Problem:
Return the lines where the word "число" occurs.

Material for this exercise:
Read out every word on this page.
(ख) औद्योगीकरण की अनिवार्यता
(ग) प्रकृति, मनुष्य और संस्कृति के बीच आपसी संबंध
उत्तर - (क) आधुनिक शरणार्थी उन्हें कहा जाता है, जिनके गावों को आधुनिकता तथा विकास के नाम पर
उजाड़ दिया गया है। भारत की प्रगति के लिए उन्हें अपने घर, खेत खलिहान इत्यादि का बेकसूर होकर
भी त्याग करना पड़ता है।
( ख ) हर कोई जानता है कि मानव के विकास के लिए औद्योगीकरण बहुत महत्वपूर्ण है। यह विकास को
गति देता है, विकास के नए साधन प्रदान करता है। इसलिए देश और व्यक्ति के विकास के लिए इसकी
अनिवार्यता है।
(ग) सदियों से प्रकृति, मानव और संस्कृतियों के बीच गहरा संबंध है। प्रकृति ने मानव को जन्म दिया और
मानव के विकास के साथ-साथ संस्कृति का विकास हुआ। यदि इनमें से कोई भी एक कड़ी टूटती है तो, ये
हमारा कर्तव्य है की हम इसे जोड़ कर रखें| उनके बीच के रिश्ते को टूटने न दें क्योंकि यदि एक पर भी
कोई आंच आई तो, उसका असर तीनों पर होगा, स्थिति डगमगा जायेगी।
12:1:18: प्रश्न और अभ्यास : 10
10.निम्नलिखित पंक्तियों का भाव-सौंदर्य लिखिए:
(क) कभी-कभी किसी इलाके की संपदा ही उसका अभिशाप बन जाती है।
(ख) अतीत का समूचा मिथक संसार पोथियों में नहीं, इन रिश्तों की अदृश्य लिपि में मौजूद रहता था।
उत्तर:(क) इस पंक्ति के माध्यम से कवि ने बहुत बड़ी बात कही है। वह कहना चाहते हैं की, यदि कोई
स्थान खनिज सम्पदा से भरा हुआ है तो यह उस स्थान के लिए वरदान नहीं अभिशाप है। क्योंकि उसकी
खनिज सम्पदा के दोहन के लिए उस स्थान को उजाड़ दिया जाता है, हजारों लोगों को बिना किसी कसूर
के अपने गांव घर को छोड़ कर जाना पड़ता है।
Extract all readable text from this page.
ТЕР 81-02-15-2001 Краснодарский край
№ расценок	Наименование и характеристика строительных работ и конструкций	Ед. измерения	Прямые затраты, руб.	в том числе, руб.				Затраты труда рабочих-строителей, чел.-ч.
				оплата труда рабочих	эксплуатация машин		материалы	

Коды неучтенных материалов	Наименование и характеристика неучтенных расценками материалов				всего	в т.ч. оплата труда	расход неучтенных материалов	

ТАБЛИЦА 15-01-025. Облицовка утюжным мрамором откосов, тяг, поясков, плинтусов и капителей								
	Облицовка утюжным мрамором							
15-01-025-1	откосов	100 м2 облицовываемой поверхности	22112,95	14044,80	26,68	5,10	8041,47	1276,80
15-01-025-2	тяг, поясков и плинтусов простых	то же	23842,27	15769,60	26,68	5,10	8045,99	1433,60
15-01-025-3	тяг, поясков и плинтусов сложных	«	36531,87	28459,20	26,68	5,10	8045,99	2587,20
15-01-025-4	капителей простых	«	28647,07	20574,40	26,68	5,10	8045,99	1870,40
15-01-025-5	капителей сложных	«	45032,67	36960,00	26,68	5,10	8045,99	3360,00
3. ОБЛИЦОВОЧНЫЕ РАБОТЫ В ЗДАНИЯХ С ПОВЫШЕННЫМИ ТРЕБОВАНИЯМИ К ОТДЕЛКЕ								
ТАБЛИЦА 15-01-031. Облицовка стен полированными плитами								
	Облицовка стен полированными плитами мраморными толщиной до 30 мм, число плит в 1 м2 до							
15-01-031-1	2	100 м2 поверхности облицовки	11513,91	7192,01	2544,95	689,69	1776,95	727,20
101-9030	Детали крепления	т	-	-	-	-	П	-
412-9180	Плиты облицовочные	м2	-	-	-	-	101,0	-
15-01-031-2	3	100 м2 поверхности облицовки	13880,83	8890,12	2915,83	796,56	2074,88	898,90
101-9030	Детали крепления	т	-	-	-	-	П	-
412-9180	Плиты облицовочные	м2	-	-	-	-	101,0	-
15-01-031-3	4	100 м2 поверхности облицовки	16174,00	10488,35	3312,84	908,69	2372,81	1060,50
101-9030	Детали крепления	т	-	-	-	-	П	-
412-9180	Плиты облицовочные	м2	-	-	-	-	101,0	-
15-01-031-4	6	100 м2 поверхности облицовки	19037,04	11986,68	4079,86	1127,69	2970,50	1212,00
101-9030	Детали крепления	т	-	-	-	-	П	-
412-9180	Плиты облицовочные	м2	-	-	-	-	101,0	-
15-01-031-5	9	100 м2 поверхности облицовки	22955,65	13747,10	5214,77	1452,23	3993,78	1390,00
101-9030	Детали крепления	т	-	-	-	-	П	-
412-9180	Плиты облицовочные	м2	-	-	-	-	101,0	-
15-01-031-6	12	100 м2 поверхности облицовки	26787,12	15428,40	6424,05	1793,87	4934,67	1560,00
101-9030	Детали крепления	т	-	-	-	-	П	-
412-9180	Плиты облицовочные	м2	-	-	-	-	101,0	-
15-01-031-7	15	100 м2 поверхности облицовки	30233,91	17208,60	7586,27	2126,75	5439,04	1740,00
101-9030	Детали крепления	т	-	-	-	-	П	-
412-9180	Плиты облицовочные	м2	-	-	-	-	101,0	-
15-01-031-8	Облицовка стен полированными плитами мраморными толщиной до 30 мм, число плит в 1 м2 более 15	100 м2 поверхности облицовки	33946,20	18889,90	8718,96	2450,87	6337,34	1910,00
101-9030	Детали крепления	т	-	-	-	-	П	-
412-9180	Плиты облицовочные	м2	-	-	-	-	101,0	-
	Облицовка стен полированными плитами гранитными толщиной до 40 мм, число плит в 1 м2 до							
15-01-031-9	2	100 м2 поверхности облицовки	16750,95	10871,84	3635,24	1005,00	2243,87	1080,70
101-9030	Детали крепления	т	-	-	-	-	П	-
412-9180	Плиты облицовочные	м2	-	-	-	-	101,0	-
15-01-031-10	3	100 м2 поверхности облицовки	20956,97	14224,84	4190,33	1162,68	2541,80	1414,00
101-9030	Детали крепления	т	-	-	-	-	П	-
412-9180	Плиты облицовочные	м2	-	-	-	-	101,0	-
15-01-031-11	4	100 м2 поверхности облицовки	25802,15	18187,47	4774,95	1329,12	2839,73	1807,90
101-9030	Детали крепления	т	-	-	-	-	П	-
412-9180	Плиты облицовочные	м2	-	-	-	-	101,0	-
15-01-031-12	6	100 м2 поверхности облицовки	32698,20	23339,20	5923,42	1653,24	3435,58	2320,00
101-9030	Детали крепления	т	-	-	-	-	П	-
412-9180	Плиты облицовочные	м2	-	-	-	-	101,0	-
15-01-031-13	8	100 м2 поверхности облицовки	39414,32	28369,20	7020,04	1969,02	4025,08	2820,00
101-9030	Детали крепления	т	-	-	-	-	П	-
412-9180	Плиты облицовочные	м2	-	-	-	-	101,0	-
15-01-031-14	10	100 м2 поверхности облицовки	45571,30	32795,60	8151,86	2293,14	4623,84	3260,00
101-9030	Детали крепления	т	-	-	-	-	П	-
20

Response:
	Облицовка стен полированными плитами мраморными толщиной до 30 мм, число плит в 1 м2 до							
15-01-031-8	Облицовка стен полированными плитами мраморными толщиной до 30 мм, число плит в 1 м2 более 15	100 м2 поверхности облицовки	33946,20	18889,90	8718,96	2450,87	6337,34	1910,00
	Облицовка стен полированными плитами гранитными толщиной до 40 мм, число плит в 1 м2 до							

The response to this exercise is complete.